§ TASK PROMPT
Write down each entry again, exactly as it reads.

** BEGIN STORED RECORDS **

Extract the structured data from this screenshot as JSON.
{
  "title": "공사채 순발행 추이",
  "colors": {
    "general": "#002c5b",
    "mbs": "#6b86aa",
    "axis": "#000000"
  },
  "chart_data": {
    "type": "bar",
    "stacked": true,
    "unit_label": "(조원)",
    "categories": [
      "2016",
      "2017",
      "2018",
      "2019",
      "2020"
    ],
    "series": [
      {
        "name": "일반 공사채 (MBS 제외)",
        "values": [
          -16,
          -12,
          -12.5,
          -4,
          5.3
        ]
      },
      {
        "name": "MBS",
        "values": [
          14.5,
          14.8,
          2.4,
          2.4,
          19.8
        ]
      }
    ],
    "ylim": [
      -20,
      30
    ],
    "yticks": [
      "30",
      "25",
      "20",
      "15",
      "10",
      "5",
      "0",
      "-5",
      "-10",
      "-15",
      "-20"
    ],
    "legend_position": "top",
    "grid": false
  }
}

** END STORED RECORDS **

§ EXPECTED OUTPUT
Extract the structured data from this screenshot as JSON.
{
  "title": "공사채 순발행 추이",
  "colors": {
    "general": "#002c5b",
    "mbs": "#6b86aa",
    "axis": "#000000"
  },
  "chart_data": {
    "type": "bar",
    "stacked": true,
    "unit_label": "(조원)",
    "categories": [
      "2016",
      "2017",
      "2018",
      "2019",
      "2020"
    ],
    "series": [
      {
        "name": "일반 공사채 (MBS 제외)",
        "values": [
          -16,
          -12,
          -12.5,
          -4,
          5.3
        ]
      },
      {
        "name": "MBS",
        "values": [
          14.5,
          14.8,
          2.4,
          2.4,
          19.8
        ]
      }
    ],
    "ylim": [
      -20,
      30
    ],
    "yticks": [
      "30",
      "25",
      "20",
      "15",
      "10",
      "5",
      "0",
      "-5",
      "-10",
      "-15",
      "-20"
    ],
    "legend_position": "top",
    "grid": false
  }
}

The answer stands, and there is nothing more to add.